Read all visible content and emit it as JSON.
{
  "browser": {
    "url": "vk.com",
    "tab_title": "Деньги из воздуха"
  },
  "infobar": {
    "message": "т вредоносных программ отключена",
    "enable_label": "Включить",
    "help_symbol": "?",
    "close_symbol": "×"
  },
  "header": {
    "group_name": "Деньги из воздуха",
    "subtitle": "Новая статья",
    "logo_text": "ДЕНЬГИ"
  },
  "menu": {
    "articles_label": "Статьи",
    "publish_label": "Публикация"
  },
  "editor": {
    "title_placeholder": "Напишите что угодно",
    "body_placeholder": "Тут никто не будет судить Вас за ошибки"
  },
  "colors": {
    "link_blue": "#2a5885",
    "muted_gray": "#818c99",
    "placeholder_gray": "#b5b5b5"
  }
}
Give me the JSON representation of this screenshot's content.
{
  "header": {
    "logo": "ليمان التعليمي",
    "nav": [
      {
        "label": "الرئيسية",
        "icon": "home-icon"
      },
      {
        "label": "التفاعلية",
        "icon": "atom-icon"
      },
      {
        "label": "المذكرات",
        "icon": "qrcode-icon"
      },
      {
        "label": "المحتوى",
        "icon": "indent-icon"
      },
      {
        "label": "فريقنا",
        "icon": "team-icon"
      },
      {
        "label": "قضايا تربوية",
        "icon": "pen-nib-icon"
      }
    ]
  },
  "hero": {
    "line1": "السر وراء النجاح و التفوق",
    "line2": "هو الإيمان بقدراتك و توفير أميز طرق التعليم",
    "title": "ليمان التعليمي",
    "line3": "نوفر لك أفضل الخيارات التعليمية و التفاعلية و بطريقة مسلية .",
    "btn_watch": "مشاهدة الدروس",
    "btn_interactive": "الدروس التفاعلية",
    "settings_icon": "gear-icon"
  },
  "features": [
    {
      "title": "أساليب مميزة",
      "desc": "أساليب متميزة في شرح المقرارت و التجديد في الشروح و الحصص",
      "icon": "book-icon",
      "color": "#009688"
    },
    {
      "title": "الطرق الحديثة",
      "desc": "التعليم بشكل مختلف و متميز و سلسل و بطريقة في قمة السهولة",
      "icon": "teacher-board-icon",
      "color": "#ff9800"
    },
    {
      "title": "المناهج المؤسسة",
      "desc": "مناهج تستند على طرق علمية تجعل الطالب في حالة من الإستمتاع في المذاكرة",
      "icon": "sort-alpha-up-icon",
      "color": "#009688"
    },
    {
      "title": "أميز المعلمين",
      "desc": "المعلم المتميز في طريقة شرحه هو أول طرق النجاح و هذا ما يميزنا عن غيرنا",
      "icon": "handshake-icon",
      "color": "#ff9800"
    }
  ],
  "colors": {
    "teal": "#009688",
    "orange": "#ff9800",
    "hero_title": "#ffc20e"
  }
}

• Problem to work on: Scan the lines for the string "воздуха". Pick out every line that has it.

• The output:
    "tab_title": "Деньги из воздуха"
    "group_name": "Деньги из воздуха",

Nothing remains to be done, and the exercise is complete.